- _SUPPLIED TEXT_:

# MailStore Home - Free utility to archive Outlook, Gmail, ... you name it



## Semper Fidelis (May 30, 2011)

I don't know how I missed this app:
Email Archiving Software - MailStore Home

This is a remarkable application that allows you to archive from all the major e-mail systems out there into a database on your computer that can then be searched. You can also use it to move your archived e-mails to another computer.

I can see a ton of utility in something like this. If switching from one e-mail system to another you are able to use this app to migrate your e-mails over or simply use this application to keep track of archived e-mails. If I later become uncomfortable with Gmail, I have my e-mail with me.

Another advantage is the danger of PST corruption in Outlook that I feared in the past. I've moved away from outlook but this app allows me to delete e-mails from Outlook without the concern that I'll lose an e-mail because I'll have the archived copy. I can keep the PST at a manageable size.

I've also had multiple jobs that I've archived old PSTs for. This will allow me to search across those PST's for e-mails I may have lost track of over the years.

- _Element location listings_:
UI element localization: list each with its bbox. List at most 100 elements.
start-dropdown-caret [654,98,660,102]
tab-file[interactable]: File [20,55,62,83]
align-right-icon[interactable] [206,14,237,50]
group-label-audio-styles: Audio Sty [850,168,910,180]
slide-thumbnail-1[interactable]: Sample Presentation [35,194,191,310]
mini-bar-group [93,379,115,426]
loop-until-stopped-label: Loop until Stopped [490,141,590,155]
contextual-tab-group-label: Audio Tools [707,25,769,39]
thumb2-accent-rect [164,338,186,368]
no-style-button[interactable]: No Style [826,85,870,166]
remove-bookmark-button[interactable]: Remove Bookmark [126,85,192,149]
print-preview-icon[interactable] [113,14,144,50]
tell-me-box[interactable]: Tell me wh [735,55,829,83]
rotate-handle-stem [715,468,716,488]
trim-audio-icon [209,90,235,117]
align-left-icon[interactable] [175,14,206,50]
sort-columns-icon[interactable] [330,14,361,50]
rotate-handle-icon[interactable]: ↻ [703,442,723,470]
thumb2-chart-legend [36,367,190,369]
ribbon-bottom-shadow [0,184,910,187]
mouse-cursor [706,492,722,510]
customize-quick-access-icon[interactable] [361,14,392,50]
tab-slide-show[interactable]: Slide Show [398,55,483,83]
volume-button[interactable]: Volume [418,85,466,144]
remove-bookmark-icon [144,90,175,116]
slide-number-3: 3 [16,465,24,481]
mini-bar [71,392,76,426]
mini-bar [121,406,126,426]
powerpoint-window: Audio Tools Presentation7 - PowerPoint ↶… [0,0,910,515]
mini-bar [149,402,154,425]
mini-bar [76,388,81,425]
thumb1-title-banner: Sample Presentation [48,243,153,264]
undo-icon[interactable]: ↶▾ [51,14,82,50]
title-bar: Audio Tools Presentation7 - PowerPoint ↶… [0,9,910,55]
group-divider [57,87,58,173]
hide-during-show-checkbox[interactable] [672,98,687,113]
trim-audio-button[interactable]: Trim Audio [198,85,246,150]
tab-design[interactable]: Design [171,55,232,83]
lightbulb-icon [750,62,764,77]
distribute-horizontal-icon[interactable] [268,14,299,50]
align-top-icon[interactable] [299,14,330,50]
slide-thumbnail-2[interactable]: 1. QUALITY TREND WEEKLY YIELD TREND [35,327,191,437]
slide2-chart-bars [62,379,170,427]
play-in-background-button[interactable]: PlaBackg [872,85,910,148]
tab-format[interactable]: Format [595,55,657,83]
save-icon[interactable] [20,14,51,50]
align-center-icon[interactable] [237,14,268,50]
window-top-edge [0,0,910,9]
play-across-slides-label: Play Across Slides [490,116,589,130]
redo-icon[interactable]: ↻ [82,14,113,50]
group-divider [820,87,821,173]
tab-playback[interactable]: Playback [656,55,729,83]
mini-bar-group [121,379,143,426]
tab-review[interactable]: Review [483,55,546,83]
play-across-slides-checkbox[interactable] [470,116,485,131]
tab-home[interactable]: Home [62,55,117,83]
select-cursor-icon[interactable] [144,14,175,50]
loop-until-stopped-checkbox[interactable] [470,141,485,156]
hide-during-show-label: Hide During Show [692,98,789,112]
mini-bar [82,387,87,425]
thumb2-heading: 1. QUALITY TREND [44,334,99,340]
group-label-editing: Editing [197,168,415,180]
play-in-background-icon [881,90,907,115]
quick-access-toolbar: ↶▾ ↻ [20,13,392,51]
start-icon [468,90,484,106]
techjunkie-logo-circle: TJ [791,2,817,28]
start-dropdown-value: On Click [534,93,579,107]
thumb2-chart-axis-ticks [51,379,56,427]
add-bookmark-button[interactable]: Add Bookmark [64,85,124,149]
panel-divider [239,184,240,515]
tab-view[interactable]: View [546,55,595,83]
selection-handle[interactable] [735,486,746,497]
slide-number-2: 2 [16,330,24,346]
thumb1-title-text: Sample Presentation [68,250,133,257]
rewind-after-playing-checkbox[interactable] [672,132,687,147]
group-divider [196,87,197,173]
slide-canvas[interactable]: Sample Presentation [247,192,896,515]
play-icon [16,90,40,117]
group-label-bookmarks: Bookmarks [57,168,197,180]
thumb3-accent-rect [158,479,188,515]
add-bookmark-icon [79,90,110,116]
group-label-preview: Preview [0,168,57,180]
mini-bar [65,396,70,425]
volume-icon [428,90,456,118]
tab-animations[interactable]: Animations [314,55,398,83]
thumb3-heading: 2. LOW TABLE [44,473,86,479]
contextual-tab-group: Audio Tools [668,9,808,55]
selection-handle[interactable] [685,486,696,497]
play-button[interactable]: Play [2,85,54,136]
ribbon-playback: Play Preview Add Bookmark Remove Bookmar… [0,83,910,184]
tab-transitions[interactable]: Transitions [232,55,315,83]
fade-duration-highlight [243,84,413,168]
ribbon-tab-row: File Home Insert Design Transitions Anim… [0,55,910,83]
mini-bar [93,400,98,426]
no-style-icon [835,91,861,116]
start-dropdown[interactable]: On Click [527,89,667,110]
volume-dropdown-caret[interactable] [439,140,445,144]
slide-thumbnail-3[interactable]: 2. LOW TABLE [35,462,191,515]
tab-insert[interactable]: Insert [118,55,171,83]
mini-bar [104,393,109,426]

- _EXERCISE INSTRUCTIONS_:
Write out the stretch of the MailStore Home post from "I don't know" through "e-mail with me." again, switching "database" to "catalog" wherever it occurs. The records bear no relation to the post about MailStore Home.

- _SOLUTION BELOW_:
I don't know how I missed this app:
Email Archiving Software - MailStore Home

This is a remarkable application that allows you to archive from all the major e-mail systems out there into a catalog on your computer that can then be searched. You can also use it to move your archived e-mails to another computer.

I can see a ton of utility in something like this. If switching from one e-mail system to another you are able to use this app to migrate your e-mails over or simply use this application to keep track of archived e-mails. If I later become uncomfortable with Gmail, I have my e-mail with me.